## GIVEN PROBLEM:
Reproduce all of the following rows verbatim, without altering any character.

begin

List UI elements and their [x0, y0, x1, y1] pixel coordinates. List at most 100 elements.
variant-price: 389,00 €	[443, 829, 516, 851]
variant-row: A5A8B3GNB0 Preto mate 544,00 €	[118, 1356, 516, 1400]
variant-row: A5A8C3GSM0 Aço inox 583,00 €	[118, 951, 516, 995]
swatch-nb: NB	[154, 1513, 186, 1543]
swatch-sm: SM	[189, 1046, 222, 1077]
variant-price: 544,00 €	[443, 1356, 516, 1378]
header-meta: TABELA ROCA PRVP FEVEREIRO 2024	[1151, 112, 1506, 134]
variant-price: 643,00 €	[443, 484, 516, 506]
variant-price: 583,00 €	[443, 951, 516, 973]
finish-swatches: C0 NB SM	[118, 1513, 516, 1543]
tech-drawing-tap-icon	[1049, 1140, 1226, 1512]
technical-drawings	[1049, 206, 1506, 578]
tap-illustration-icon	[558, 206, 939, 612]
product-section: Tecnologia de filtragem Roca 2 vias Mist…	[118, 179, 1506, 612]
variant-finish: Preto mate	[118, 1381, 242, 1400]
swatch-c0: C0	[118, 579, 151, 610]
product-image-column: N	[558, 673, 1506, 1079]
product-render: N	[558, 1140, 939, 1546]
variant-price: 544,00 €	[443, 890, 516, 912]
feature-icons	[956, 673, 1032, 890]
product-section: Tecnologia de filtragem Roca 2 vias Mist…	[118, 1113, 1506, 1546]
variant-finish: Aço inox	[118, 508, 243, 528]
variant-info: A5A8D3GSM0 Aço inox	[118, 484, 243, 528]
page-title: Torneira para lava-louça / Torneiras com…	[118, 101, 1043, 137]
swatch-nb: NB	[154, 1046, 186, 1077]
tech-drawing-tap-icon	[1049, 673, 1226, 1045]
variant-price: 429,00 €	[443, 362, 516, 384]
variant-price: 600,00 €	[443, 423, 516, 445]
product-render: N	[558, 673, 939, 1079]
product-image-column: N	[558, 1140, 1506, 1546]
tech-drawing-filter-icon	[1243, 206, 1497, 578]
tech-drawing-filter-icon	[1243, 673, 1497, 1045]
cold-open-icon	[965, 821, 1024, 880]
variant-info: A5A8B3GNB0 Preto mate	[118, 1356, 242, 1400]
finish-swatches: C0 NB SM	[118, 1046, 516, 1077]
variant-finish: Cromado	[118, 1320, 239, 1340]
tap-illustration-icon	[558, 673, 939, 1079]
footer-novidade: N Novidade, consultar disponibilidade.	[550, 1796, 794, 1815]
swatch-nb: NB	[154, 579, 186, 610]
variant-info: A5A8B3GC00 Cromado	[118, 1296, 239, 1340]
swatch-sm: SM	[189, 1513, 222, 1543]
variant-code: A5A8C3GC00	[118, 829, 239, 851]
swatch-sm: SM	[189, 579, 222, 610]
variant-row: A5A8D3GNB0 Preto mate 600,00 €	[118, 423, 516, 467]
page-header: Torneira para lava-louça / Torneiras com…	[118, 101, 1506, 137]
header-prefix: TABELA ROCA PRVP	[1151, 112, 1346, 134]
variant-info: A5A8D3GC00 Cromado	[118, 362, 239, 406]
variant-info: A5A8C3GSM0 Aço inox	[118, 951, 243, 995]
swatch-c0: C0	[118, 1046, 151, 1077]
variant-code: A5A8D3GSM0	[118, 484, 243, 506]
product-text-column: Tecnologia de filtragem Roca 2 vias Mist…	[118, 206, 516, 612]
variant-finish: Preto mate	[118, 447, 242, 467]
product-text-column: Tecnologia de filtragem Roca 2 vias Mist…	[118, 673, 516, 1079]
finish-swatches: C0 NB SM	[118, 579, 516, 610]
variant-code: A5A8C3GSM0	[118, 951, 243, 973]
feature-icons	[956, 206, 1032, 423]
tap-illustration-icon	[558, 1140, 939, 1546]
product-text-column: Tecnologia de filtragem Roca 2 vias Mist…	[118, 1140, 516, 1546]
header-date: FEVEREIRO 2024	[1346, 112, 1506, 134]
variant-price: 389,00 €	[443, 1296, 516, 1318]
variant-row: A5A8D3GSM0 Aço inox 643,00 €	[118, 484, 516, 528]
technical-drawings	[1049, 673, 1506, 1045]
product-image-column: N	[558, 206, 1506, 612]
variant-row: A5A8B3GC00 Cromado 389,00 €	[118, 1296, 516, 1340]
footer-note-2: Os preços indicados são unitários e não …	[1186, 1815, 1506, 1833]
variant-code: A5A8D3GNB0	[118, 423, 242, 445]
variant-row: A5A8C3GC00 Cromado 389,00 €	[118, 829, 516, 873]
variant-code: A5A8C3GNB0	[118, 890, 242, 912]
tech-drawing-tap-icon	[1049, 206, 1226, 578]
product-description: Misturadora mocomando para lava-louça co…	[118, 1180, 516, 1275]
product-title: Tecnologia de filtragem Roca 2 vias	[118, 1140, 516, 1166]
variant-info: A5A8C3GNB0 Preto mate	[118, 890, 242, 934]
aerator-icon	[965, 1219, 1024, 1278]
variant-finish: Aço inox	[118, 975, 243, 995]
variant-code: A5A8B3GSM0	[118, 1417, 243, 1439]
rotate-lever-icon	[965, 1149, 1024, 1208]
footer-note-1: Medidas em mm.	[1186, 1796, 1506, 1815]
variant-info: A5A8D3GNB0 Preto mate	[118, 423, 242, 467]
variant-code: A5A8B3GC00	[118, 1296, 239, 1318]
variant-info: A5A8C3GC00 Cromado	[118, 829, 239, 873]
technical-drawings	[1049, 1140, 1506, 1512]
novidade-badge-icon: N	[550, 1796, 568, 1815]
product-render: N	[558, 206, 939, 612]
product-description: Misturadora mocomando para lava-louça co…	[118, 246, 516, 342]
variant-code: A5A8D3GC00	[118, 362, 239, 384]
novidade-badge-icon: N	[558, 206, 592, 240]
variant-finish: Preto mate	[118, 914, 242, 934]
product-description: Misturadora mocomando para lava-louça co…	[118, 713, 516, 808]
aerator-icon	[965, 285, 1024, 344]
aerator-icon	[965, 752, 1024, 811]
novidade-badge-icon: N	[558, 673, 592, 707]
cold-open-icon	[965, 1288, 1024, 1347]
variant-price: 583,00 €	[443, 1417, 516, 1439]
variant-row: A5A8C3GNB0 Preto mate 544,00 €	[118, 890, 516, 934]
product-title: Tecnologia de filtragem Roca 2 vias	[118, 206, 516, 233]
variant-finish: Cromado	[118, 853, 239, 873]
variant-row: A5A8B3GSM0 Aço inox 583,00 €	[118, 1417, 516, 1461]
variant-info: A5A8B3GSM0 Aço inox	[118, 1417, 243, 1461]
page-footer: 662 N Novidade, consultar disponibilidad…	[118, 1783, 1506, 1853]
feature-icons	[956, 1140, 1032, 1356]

end

## RESPONSE TO THIS EXERCISE:
List UI elements and their [x0, y0, x1, y1] pixel coordinates. List at most 100 elements.
variant-price: 389,00 €	[443, 829, 516, 851]
variant-row: A5A8B3GNB0 Preto mate 544,00 €	[118, 1356, 516, 1400]
variant-row: A5A8C3GSM0 Aço inox 583,00 €	[118, 951, 516, 995]
swatch-nb: NB	[154, 1513, 186, 1543]
swatch-sm: SM	[189, 1046, 222, 1077]
variant-price: 544,00 €	[443, 1356, 516, 1378]
header-meta: TABELA ROCA PRVP FEVEREIRO 2024	[1151, 112, 1506, 134]
variant-price: 643,00 €	[443, 484, 516, 506]
variant-price: 583,00 €	[443, 951, 516, 973]
finish-swatches: C0 NB SM	[118, 1513, 516, 1543]
tech-drawing-tap-icon	[1049, 1140, 1226, 1512]
technical-drawings	[1049, 206, 1506, 578]
tap-illustration-icon	[558, 206, 939, 612]
product-section: Tecnologia de filtragem Roca 2 vias Mist…	[118, 179, 1506, 612]
variant-finish: Preto mate	[118, 1381, 242, 1400]
swatch-c0: C0	[118, 579, 151, 610]
product-image-column: N	[558, 673, 1506, 1079]
product-render: N	[558, 1140, 939, 1546]
variant-price: 544,00 €	[443, 890, 516, 912]
feature-icons	[956, 673, 1032, 890]
product-section: Tecnologia de filtragem Roca 2 vias Mist…	[118, 1113, 1506, 1546]
variant-finish: Aço inox	[118, 508, 243, 528]
variant-info: A5A8D3GSM0 Aço inox	[118, 484, 243, 528]
page-title: Torneira para lava-louça / Torneiras com…	[118, 101, 1043, 137]
swatch-nb: NB	[154, 1046, 186, 1077]
tech-drawing-tap-icon	[1049, 673, 1226, 1045]
variant-price: 429,00 €	[443, 362, 516, 384]
variant-price: 600,00 €	[443, 423, 516, 445]
product-render: N	[558, 673, 939, 1079]
product-image-column: N	[558, 1140, 1506, 1546]
tech-drawing-filter-icon	[1243, 206, 1497, 578]
tech-drawing-filter-icon	[1243, 673, 1497, 1045]
cold-open-icon	[965, 821, 1024, 880]
variant-info: A5A8B3GNB0 Preto mate	[118, 1356, 242, 1400]
finish-swatches: C0 NB SM	[118, 1046, 516, 1077]
variant-finish: Cromado	[118, 1320, 239, 1340]
tap-illustration-icon	[558, 673, 939, 1079]
footer-novidade: N Novidade, consultar disponibilidade.	[550, 1796, 794, 1815]
swatch-nb: NB	[154, 579, 186, 610]
variant-info: A5A8B3GC00 Cromado	[118, 1296, 239, 1340]
swatch-sm: SM	[189, 1513, 222, 1543]
variant-code: A5A8C3GC00	[118, 829, 239, 851]
swatch-sm: SM	[189, 579, 222, 610]
variant-row: A5A8D3GNB0 Preto mate 600,00 €	[118, 423, 516, 467]
page-header: Torneira para lava-louça / Torneiras com…	[118, 101, 1506, 137]
header-prefix: TABELA ROCA PRVP	[1151, 112, 1346, 134]
variant-info: A5A8D3GC00 Cromado	[118, 362, 239, 406]
variant-info: A5A8C3GSM0 Aço inox	[118, 951, 243, 995]
swatch-c0: C0	[118, 1046, 151, 1077]
variant-code: A5A8D3GSM0	[118, 484, 243, 506]
product-text-column: Tecnologia de filtragem Roca 2 vias Mist…	[118, 206, 516, 612]
variant-finish: Preto mate	[118, 447, 242, 467]
product-text-column: Tecnologia de filtragem Roca 2 vias Mist…	[118, 673, 516, 1079]
finish-swatches: C0 NB SM	[118, 579, 516, 610]
variant-code: A5A8C3GSM0	[118, 951, 243, 973]
feature-icons	[956, 206, 1032, 423]
tap-illustration-icon	[558, 1140, 939, 1546]
product-text-column: Tecnologia de filtragem Roca 2 vias Mist…	[118, 1140, 516, 1546]
header-date: FEVEREIRO 2024	[1346, 112, 1506, 134]
variant-price: 389,00 €	[443, 1296, 516, 1318]
variant-row: A5A8D3GSM0 Aço inox 643,00 €	[118, 484, 516, 528]
technical-drawings	[1049, 673, 1506, 1045]
product-image-column: N	[558, 206, 1506, 612]
variant-row: A5A8B3GC00 Cromado 389,00 €	[118, 1296, 516, 1340]
footer-note-2: Os preços indicados são unitários e não …	[1186, 1815, 1506, 1833]
variant-code: A5A8D3GNB0	[118, 423, 242, 445]
variant-row: A5A8C3GC00 Cromado 389,00 €	[118, 829, 516, 873]
variant-code: A5A8C3GNB0	[118, 890, 242, 912]
tech-drawing-tap-icon	[1049, 206, 1226, 578]
product-description: Misturadora mocomando para lava-louça co…	[118, 1180, 516, 1275]
product-title: Tecnologia de filtragem Roca 2 vias	[118, 1140, 516, 1166]
variant-info: A5A8C3GNB0 Preto mate	[118, 890, 242, 934]
aerator-icon	[965, 1219, 1024, 1278]
variant-finish: Aço inox	[118, 975, 243, 995]
variant-code: A5A8B3GSM0	[118, 1417, 243, 1439]
rotate-lever-icon	[965, 1149, 1024, 1208]
footer-note-1: Medidas em mm.	[1186, 1796, 1506, 1815]
variant-info: A5A8D3GNB0 Preto mate	[118, 423, 242, 467]
variant-code: A5A8B3GC00	[118, 1296, 239, 1318]
variant-info: A5A8C3GC00 Cromado	[118, 829, 239, 873]
technical-drawings	[1049, 1140, 1506, 1512]
novidade-badge-icon: N	[550, 1796, 568, 1815]
product-render: N	[558, 206, 939, 612]
product-description: Misturadora mocomando para lava-louça co…	[118, 246, 516, 342]
variant-code: A5A8D3GC00	[118, 362, 239, 384]
novidade-badge-icon: N	[558, 206, 592, 240]
variant-finish: Preto mate	[118, 914, 242, 934]
product-description: Misturadora mocomando para lava-louça co…	[118, 713, 516, 808]
aerator-icon	[965, 285, 1024, 344]
aerator-icon	[965, 752, 1024, 811]
novidade-badge-icon: N	[558, 673, 592, 707]
cold-open-icon	[965, 1288, 1024, 1347]
variant-price: 583,00 €	[443, 1417, 516, 1439]
variant-row: A5A8C3GNB0 Preto mate 544,00 €	[118, 890, 516, 934]
product-title: Tecnologia de filtragem Roca 2 vias	[118, 206, 516, 233]
variant-finish: Cromado	[118, 853, 239, 873]
variant-row: A5A8B3GSM0 Aço inox 583,00 €	[118, 1417, 516, 1461]
variant-info: A5A8B3GSM0 Aço inox	[118, 1417, 243, 1461]
page-footer: 662 N Novidade, consultar disponibilidad…	[118, 1783, 1506, 1853]
feature-icons	[956, 1140, 1032, 1356]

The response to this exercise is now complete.